[begin INFORMATION SUPPLIED]

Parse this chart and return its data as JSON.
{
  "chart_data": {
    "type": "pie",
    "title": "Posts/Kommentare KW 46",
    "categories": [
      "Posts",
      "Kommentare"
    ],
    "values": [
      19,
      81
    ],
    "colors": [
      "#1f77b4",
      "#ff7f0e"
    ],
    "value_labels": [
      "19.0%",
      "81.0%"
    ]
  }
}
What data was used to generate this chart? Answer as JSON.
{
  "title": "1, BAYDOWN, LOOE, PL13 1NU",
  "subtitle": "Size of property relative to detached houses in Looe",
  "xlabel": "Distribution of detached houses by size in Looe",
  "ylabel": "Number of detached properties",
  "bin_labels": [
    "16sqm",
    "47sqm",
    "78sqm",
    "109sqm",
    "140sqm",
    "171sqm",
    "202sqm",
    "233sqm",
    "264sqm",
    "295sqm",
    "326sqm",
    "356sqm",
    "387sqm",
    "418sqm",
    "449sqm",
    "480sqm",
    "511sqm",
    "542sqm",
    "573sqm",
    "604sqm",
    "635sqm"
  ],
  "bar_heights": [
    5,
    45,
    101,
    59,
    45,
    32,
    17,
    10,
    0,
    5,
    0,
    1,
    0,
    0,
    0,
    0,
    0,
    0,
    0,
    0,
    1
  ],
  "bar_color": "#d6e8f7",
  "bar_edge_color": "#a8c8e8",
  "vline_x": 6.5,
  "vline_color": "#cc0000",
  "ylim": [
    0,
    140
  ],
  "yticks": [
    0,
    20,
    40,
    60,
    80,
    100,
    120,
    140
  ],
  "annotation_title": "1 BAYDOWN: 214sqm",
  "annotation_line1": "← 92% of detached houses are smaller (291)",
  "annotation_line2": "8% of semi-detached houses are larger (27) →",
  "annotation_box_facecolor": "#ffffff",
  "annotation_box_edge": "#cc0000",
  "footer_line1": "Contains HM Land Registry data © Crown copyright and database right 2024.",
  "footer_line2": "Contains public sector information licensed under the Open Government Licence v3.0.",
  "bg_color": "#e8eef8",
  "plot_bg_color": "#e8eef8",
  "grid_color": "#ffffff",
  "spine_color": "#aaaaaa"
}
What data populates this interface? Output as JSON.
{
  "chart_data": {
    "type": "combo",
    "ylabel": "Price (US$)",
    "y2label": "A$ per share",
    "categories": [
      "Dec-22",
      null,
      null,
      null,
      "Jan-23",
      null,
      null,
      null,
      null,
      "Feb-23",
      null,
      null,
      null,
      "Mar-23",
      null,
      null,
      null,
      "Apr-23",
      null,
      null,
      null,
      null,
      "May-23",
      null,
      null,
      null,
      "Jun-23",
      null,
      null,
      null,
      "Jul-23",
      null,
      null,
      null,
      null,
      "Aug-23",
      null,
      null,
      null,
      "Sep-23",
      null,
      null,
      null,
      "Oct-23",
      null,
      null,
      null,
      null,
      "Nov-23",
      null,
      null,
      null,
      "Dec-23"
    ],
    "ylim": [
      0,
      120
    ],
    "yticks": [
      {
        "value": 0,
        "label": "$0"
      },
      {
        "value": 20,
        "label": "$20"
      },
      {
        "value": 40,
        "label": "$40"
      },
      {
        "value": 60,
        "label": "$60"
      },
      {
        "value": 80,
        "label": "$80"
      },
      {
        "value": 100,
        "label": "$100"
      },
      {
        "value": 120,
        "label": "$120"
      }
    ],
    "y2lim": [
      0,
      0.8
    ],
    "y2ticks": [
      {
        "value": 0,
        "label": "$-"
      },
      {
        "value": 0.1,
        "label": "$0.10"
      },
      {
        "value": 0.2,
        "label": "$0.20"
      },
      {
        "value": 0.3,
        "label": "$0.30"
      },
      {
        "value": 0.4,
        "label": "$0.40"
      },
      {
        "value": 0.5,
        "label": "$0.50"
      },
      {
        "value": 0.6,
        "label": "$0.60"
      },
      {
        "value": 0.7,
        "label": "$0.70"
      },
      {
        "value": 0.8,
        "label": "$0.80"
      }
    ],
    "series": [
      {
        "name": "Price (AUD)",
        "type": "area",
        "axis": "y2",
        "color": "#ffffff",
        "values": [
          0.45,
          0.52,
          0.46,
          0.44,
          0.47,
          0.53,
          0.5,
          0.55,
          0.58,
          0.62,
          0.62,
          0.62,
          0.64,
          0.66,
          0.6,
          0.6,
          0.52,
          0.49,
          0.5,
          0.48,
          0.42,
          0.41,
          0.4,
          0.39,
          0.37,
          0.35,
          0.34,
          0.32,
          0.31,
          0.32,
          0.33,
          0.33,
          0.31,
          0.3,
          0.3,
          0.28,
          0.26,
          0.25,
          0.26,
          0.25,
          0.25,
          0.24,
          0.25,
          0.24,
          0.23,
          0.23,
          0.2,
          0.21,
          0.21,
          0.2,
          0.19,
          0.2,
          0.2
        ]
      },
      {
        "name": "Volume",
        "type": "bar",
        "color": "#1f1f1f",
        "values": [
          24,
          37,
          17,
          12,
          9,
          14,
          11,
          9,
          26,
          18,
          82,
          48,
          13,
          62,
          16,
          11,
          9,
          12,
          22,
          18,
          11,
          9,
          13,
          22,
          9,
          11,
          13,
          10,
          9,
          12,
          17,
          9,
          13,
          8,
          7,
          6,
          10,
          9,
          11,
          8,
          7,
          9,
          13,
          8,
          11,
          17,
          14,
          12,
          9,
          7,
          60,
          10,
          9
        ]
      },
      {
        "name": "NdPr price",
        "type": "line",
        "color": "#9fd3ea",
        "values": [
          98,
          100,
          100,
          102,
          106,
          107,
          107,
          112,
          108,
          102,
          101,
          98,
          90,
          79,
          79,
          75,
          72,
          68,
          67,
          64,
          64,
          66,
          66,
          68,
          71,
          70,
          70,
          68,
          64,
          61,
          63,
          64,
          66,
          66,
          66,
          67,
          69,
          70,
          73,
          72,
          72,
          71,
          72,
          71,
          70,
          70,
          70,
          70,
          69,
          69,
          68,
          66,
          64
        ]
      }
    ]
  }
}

[end INFORMATION SUPPLIED]

Using the exact wording, write out all of the records.

== TASK OUTPUT ==
Parse this chart and return its data as JSON.
{
  "chart_data": {
    "type": "pie",
    "title": "Posts/Kommentare KW 46",
    "categories": [
      "Posts",
      "Kommentare"
    ],
    "values": [
      19,
      81
    ],
    "colors": [
      "#1f77b4",
      "#ff7f0e"
    ],
    "value_labels": [
      "19.0%",
      "81.0%"
    ]
  }
}
What data was used to generate this chart? Answer as JSON.
{
  "title": "1, BAYDOWN, LOOE, PL13 1NU",
  "subtitle": "Size of property relative to detached houses in Looe",
  "xlabel": "Distribution of detached houses by size in Looe",
  "ylabel": "Number of detached properties",
  "bin_labels": [
    "16sqm",
    "47sqm",
    "78sqm",
    "109sqm",
    "140sqm",
    "171sqm",
    "202sqm",
    "233sqm",
    "264sqm",
    "295sqm",
    "326sqm",
    "356sqm",
    "387sqm",
    "418sqm",
    "449sqm",
    "480sqm",
    "511sqm",
    "542sqm",
    "573sqm",
    "604sqm",
    "635sqm"
  ],
  "bar_heights": [
    5,
    45,
    101,
    59,
    45,
    32,
    17,
    10,
    0,
    5,
    0,
    1,
    0,
    0,
    0,
    0,
    0,
    0,
    0,
    0,
    1
  ],
  "bar_color": "#d6e8f7",
  "bar_edge_color": "#a8c8e8",
  "vline_x": 6.5,
  "vline_color": "#cc0000",
  "ylim": [
    0,
    140
  ],
  "yticks": [
    0,
    20,
    40,
    60,
    80,
    100,
    120,
    140
  ],
  "annotation_title": "1 BAYDOWN: 214sqm",
  "annotation_line1": "← 92% of detached houses are smaller (291)",
  "annotation_line2": "8% of semi-detached houses are larger (27) →",
  "annotation_box_facecolor": "#ffffff",
  "annotation_box_edge": "#cc0000",
  "footer_line1": "Contains HM Land Registry data © Crown copyright and database right 2024.",
  "footer_line2": "Contains public sector information licensed under the Open Government Licence v3.0.",
  "bg_color": "#e8eef8",
  "plot_bg_color": "#e8eef8",
  "grid_color": "#ffffff",
  "spine_color": "#aaaaaa"
}
What data populates this interface? Output as JSON.
{
  "chart_data": {
    "type": "combo",
    "ylabel": "Price (US$)",
    "y2label": "A$ per share",
    "categories": [
      "Dec-22",
      null,
      null,
      null,
      "Jan-23",
      null,
      null,
      null,
      null,
      "Feb-23",
      null,
      null,
      null,
      "Mar-23",
      null,
      null,
      null,
      "Apr-23",
      null,
      null,
      null,
      null,
      "May-23",
      null,
      null,
      null,
      "Jun-23",
      null,
      null,
      null,
      "Jul-23",
      null,
      null,
      null,
      null,
      "Aug-23",
      null,
      null,
      null,
      "Sep-23",
      null,
      null,
      null,
      "Oct-23",
      null,
      null,
      null,
      null,
      "Nov-23",
      null,
      null,
      null,
      "Dec-23"
    ],
    "ylim": [
      0,
      120
    ],
    "yticks": [
      {
        "value": 0,
        "label": "$0"
      },
      {
        "value": 20,
        "label": "$20"
      },
      {
        "value": 40,
        "label": "$40"
      },
      {
        "value": 60,
        "label": "$60"
      },
      {
        "value": 80,
        "label": "$80"
      },
      {
        "value": 100,
        "label": "$100"
      },
      {
        "value": 120,
        "label": "$120"
      }
    ],
    "y2lim": [
      0,
      0.8
    ],
    "y2ticks": [
      {
        "value": 0,
        "label": "$-"
      },
      {
        "value": 0.1,
        "label": "$0.10"
      },
      {
        "value": 0.2,
        "label": "$0.20"
      },
      {
        "value": 0.3,
        "label": "$0.30"
      },
      {
        "value": 0.4,
        "label": "$0.40"
      },
      {
        "value": 0.5,
        "label": "$0.50"
      },
      {
        "value": 0.6,
        "label": "$0.60"
      },
      {
        "value": 0.7,
        "label": "$0.70"
      },
      {
        "value": 0.8,
        "label": "$0.80"
      }
    ],
    "series": [
      {
        "name": "Price (AUD)",
        "type": "area",
        "axis": "y2",
        "color": "#ffffff",
        "values": [
          0.45,
          0.52,
          0.46,
          0.44,
          0.47,
          0.53,
          0.5,
          0.55,
          0.58,
          0.62,
          0.62,
          0.62,
          0.64,
          0.66,
          0.6,
          0.6,
          0.52,
          0.49,
          0.5,
          0.48,
          0.42,
          0.41,
          0.4,
          0.39,
          0.37,
          0.35,
          0.34,
          0.32,
          0.31,
          0.32,
          0.33,
          0.33,
          0.31,
          0.3,
          0.3,
          0.28,
          0.26,
          0.25,
          0.26,
          0.25,
          0.25,
          0.24,
          0.25,
          0.24,
          0.23,
          0.23,
          0.2,
          0.21,
          0.21,
          0.2,
          0.19,
          0.2,
          0.2
        ]
      },
      {
        "name": "Volume",
        "type": "bar",
        "color": "#1f1f1f",
        "values": [
          24,
          37,
          17,
          12,
          9,
          14,
          11,
          9,
          26,
          18,
          82,
          48,
          13,
          62,
          16,
          11,
          9,
          12,
          22,
          18,
          11,
          9,
          13,
          22,
          9,
          11,
          13,
          10,
          9,
          12,
          17,
          9,
          13,
          8,
          7,
          6,
          10,
          9,
          11,
          8,
          7,
          9,
          13,
          8,
          11,
          17,
          14,
          12,
          9,
          7,
          60,
          10,
          9
        ]
      },
      {
        "name": "NdPr price",
        "type": "line",
        "color": "#9fd3ea",
        "values": [
          98,
          100,
          100,
          102,
          106,
          107,
          107,
          112,
          108,
          102,
          101,
          98,
          90,
          79,
          79,
          75,
          72,
          68,
          67,
          64,
          64,
          66,
          66,
          68,
          71,
          70,
          70,
          68,
          64,
          61,
          63,
          64,
          66,
          66,
          66,
          67,
          69,
          70,
          73,
          72,
          72,
          71,
          72,
          71,
          70,
          70,
          70,
          70,
          69,
          69,
          68,
          66,
          64
        ]
      }
    ]
  }
}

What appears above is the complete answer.